### RAW DATA
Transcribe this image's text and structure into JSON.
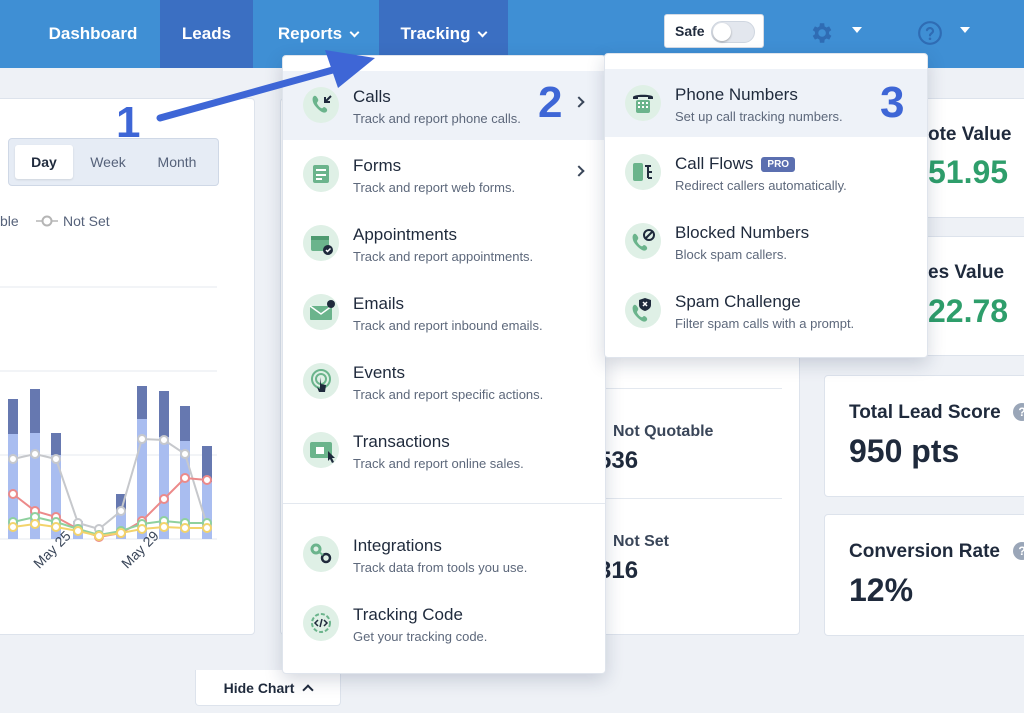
{
  "nav": {
    "dashboard": "Dashboard",
    "leads": "Leads",
    "reports": "Reports",
    "tracking": "Tracking",
    "safe_label": "Safe",
    "safe_toggle_on": false
  },
  "chart": {
    "ranges": [
      "Day",
      "Week",
      "Month"
    ],
    "active_range": "Day",
    "legend_partial": "ble",
    "legend_not_set": "Not Set",
    "x_ticks": [
      "May 25",
      "May 29"
    ]
  },
  "stats": {
    "quote_value_label": "ote Value",
    "quote_value": "51.95",
    "sales_value_label": "es Value",
    "sales_value": "22.78",
    "lead_score_label": "Total Lead Score",
    "lead_score": "950 pts",
    "conversion_label": "Conversion Rate",
    "conversion": "12%",
    "not_quotable_label": "Not Quotable",
    "not_quotable_value": "536",
    "not_set_label": "Not Set",
    "not_set_value": "316",
    "help_glyph": "?"
  },
  "tracking_menu": [
    {
      "title": "Calls",
      "desc": "Track and report phone calls.",
      "icon": "phone-icon",
      "submenu": true
    },
    {
      "title": "Forms",
      "desc": "Track and report web forms.",
      "icon": "form-icon",
      "submenu": true
    },
    {
      "title": "Appointments",
      "desc": "Track and report appointments.",
      "icon": "calendar-icon",
      "submenu": false
    },
    {
      "title": "Emails",
      "desc": "Track and report inbound emails.",
      "icon": "email-icon",
      "submenu": false
    },
    {
      "title": "Events",
      "desc": "Track and report specific actions.",
      "icon": "touch-icon",
      "submenu": false
    },
    {
      "title": "Transactions",
      "desc": "Track and report online sales.",
      "icon": "cart-icon",
      "submenu": false
    },
    {
      "title": "Integrations",
      "desc": "Track data from tools you use.",
      "icon": "integrations-icon",
      "submenu": false
    },
    {
      "title": "Tracking Code",
      "desc": "Get your tracking code.",
      "icon": "code-icon",
      "submenu": false
    }
  ],
  "calls_submenu": [
    {
      "title": "Phone Numbers",
      "desc": "Set up call tracking numbers.",
      "icon": "desk-phone-icon"
    },
    {
      "title": "Call Flows",
      "desc": "Redirect callers automatically.",
      "icon": "call-flow-icon",
      "badge": "PRO"
    },
    {
      "title": "Blocked Numbers",
      "desc": "Block spam callers.",
      "icon": "blocked-phone-icon"
    },
    {
      "title": "Spam Challenge",
      "desc": "Filter spam calls with a prompt.",
      "icon": "shield-phone-icon"
    }
  ],
  "steps": [
    "1",
    "2",
    "3"
  ],
  "hide_chart": "Hide Chart",
  "colors": {
    "topbar": "#3f8fd4",
    "nav_active": "#3b6fc2",
    "accent_green": "#2e9e6b",
    "step_blue": "#3e66d6"
  }
}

### WHAT TO WORK ON
Strip out the pictures and quote the remaining data word for word.

### TASK ANSWER
Transcribe this image's text and structure into JSON.
{
  "nav": {
    "dashboard": "Dashboard",
    "leads": "Leads",
    "reports": "Reports",
    "tracking": "Tracking",
    "safe_label": "Safe",
    "safe_toggle_on": false
  },
  "chart": {
    "ranges": [
      "Day",
      "Week",
      "Month"
    ],
    "active_range": "Day",
    "legend_partial": "ble",
    "legend_not_set": "Not Set",
    "x_ticks": [
      "May 25",
      "May 29"
    ]
  },
  "stats": {
    "quote_value_label": "ote Value",
    "quote_value": "51.95",
    "sales_value_label": "es Value",
    "sales_value": "22.78",
    "lead_score_label": "Total Lead Score",
    "lead_score": "950 pts",
    "conversion_label": "Conversion Rate",
    "conversion": "12%",
    "not_quotable_label": "Not Quotable",
    "not_quotable_value": "536",
    "not_set_label": "Not Set",
    "not_set_value": "316",
    "help_glyph": "?"
  },
  "tracking_menu": [
    {
      "title": "Calls",
      "desc": "Track and report phone calls.",
      "icon": "phone-icon",
      "submenu": true
    },
    {
      "title": "Forms",
      "desc": "Track and report web forms.",
      "icon": "form-icon",
      "submenu": true
    },
    {
      "title": "Appointments",
      "desc": "Track and report appointments.",
      "icon": "calendar-icon",
      "submenu": false
    },
    {
      "title": "Emails",
      "desc": "Track and report inbound emails.",
      "icon": "email-icon",
      "submenu": false
    },
    {
      "title": "Events",
      "desc": "Track and report specific actions.",
      "icon": "touch-icon",
      "submenu": false
    },
    {
      "title": "Transactions",
      "desc": "Track and report online sales.",
      "icon": "cart-icon",
      "submenu": false
    },
    {
      "title": "Integrations",
      "desc": "Track data from tools you use.",
      "icon": "integrations-icon",
      "submenu": false
    },
    {
      "title": "Tracking Code",
      "desc": "Get your tracking code.",
      "icon": "code-icon",
      "submenu": false
    }
  ],
  "calls_submenu": [
    {
      "title": "Phone Numbers",
      "desc": "Set up call tracking numbers.",
      "icon": "desk-phone-icon"
    },
    {
      "title": "Call Flows",
      "desc": "Redirect callers automatically.",
      "icon": "call-flow-icon",
      "badge": "PRO"
    },
    {
      "title": "Blocked Numbers",
      "desc": "Block spam callers.",
      "icon": "blocked-phone-icon"
    },
    {
      "title": "Spam Challenge",
      "desc": "Filter spam calls with a prompt.",
      "icon": "shield-phone-icon"
    }
  ],
  "steps": [
    "1",
    "2",
    "3"
  ],
  "hide_chart": "Hide Chart",
  "colors": {
    "topbar": "#3f8fd4",
    "nav_active": "#3b6fc2",
    "accent_green": "#2e9e6b",
    "step_blue": "#3e66d6"
  }
}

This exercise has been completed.